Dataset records
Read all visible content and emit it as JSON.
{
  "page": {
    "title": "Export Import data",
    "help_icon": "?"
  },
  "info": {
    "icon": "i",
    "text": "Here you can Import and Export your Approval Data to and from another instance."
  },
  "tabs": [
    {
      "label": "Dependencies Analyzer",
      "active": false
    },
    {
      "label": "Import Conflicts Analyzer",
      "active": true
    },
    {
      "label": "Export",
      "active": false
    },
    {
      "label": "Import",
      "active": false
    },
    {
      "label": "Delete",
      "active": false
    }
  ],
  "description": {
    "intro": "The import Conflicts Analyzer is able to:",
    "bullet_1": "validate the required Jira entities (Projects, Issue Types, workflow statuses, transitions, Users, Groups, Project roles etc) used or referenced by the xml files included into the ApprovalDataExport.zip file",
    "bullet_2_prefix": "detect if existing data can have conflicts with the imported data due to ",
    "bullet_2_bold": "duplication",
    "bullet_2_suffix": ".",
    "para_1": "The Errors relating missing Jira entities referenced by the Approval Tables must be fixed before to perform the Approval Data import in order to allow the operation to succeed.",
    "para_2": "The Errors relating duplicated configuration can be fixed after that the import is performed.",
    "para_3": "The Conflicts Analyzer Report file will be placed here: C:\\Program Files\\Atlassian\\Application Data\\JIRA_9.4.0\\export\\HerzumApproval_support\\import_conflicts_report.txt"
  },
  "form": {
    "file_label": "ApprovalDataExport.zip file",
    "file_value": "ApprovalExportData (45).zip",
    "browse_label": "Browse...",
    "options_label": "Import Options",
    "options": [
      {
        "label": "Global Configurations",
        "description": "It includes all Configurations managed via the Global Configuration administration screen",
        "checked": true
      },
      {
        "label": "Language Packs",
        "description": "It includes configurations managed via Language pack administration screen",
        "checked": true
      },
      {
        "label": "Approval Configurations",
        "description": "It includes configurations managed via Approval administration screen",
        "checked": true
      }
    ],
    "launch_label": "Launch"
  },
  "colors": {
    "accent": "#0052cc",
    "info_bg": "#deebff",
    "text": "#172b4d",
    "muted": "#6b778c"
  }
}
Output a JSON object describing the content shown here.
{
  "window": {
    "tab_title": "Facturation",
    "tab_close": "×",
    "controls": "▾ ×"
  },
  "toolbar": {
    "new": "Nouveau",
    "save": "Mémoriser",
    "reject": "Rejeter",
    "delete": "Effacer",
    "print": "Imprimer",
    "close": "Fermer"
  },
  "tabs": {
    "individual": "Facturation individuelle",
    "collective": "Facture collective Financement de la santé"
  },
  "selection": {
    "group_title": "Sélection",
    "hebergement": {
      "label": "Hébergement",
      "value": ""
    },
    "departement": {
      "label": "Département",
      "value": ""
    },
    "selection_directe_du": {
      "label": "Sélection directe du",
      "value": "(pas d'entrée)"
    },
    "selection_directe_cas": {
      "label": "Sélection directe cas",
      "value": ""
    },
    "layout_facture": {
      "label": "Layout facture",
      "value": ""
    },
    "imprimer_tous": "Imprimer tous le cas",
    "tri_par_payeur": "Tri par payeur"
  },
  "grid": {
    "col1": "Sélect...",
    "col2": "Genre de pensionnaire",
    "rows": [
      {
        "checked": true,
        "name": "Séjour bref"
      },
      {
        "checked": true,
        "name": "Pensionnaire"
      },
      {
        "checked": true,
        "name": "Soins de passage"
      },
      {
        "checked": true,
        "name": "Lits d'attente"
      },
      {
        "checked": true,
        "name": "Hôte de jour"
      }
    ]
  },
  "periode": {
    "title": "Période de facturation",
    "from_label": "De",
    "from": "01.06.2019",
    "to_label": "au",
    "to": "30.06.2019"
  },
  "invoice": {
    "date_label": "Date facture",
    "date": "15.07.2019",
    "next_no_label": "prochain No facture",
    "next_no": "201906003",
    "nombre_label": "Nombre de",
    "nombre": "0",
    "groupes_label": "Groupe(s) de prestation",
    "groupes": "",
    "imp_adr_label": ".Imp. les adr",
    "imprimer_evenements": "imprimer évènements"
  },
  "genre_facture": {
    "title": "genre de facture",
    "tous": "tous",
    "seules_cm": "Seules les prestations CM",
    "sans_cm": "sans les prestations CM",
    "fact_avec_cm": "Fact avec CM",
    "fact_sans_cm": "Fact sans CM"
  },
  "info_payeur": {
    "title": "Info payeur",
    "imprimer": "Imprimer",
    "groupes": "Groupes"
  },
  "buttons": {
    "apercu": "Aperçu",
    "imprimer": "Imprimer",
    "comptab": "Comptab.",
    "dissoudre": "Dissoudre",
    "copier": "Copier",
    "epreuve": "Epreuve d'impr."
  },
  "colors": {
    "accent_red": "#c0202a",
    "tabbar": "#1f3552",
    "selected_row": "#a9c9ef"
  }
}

* [The exercise] Write the data from above out again, exactly.

* [Full solution]
Read all visible content and emit it as JSON.
{
  "page": {
    "title": "Export Import data",
    "help_icon": "?"
  },
  "info": {
    "icon": "i",
    "text": "Here you can Import and Export your Approval Data to and from another instance."
  },
  "tabs": [
    {
      "label": "Dependencies Analyzer",
      "active": false
    },
    {
      "label": "Import Conflicts Analyzer",
      "active": true
    },
    {
      "label": "Export",
      "active": false
    },
    {
      "label": "Import",
      "active": false
    },
    {
      "label": "Delete",
      "active": false
    }
  ],
  "description": {
    "intro": "The import Conflicts Analyzer is able to:",
    "bullet_1": "validate the required Jira entities (Projects, Issue Types, workflow statuses, transitions, Users, Groups, Project roles etc) used or referenced by the xml files included into the ApprovalDataExport.zip file",
    "bullet_2_prefix": "detect if existing data can have conflicts with the imported data due to ",
    "bullet_2_bold": "duplication",
    "bullet_2_suffix": ".",
    "para_1": "The Errors relating missing Jira entities referenced by the Approval Tables must be fixed before to perform the Approval Data import in order to allow the operation to succeed.",
    "para_2": "The Errors relating duplicated configuration can be fixed after that the import is performed.",
    "para_3": "The Conflicts Analyzer Report file will be placed here: C:\\Program Files\\Atlassian\\Application Data\\JIRA_9.4.0\\export\\HerzumApproval_support\\import_conflicts_report.txt"
  },
  "form": {
    "file_label": "ApprovalDataExport.zip file",
    "file_value": "ApprovalExportData (45).zip",
    "browse_label": "Browse...",
    "options_label": "Import Options",
    "options": [
      {
        "label": "Global Configurations",
        "description": "It includes all Configurations managed via the Global Configuration administration screen",
        "checked": true
      },
      {
        "label": "Language Packs",
        "description": "It includes configurations managed via Language pack administration screen",
        "checked": true
      },
      {
        "label": "Approval Configurations",
        "description": "It includes configurations managed via Approval administration screen",
        "checked": true
      }
    ],
    "launch_label": "Launch"
  },
  "colors": {
    "accent": "#0052cc",
    "info_bg": "#deebff",
    "text": "#172b4d",
    "muted": "#6b778c"
  }
}
Output a JSON object describing the content shown here.
{
  "window": {
    "tab_title": "Facturation",
    "tab_close": "×",
    "controls": "▾ ×"
  },
  "toolbar": {
    "new": "Nouveau",
    "save": "Mémoriser",
    "reject": "Rejeter",
    "delete": "Effacer",
    "print": "Imprimer",
    "close": "Fermer"
  },
  "tabs": {
    "individual": "Facturation individuelle",
    "collective": "Facture collective Financement de la santé"
  },
  "selection": {
    "group_title": "Sélection",
    "hebergement": {
      "label": "Hébergement",
      "value": ""
    },
    "departement": {
      "label": "Département",
      "value": ""
    },
    "selection_directe_du": {
      "label": "Sélection directe du",
      "value": "(pas d'entrée)"
    },
    "selection_directe_cas": {
      "label": "Sélection directe cas",
      "value": ""
    },
    "layout_facture": {
      "label": "Layout facture",
      "value": ""
    },
    "imprimer_tous": "Imprimer tous le cas",
    "tri_par_payeur": "Tri par payeur"
  },
  "grid": {
    "col1": "Sélect...",
    "col2": "Genre de pensionnaire",
    "rows": [
      {
        "checked": true,
        "name": "Séjour bref"
      },
      {
        "checked": true,
        "name": "Pensionnaire"
      },
      {
        "checked": true,
        "name": "Soins de passage"
      },
      {
        "checked": true,
        "name": "Lits d'attente"
      },
      {
        "checked": true,
        "name": "Hôte de jour"
      }
    ]
  },
  "periode": {
    "title": "Période de facturation",
    "from_label": "De",
    "from": "01.06.2019",
    "to_label": "au",
    "to": "30.06.2019"
  },
  "invoice": {
    "date_label": "Date facture",
    "date": "15.07.2019",
    "next_no_label": "prochain No facture",
    "next_no": "201906003",
    "nombre_label": "Nombre de",
    "nombre": "0",
    "groupes_label": "Groupe(s) de prestation",
    "groupes": "",
    "imp_adr_label": ".Imp. les adr",
    "imprimer_evenements": "imprimer évènements"
  },
  "genre_facture": {
    "title": "genre de facture",
    "tous": "tous",
    "seules_cm": "Seules les prestations CM",
    "sans_cm": "sans les prestations CM",
    "fact_avec_cm": "Fact avec CM",
    "fact_sans_cm": "Fact sans CM"
  },
  "info_payeur": {
    "title": "Info payeur",
    "imprimer": "Imprimer",
    "groupes": "Groupes"
  },
  "buttons": {
    "apercu": "Aperçu",
    "imprimer": "Imprimer",
    "comptab": "Comptab.",
    "dissoudre": "Dissoudre",
    "copier": "Copier",
    "epreuve": "Epreuve d'impr."
  },
  "colors": {
    "accent_red": "#c0202a",
    "tabbar": "#1f3552",
    "selected_row": "#a9c9ef"
  }
}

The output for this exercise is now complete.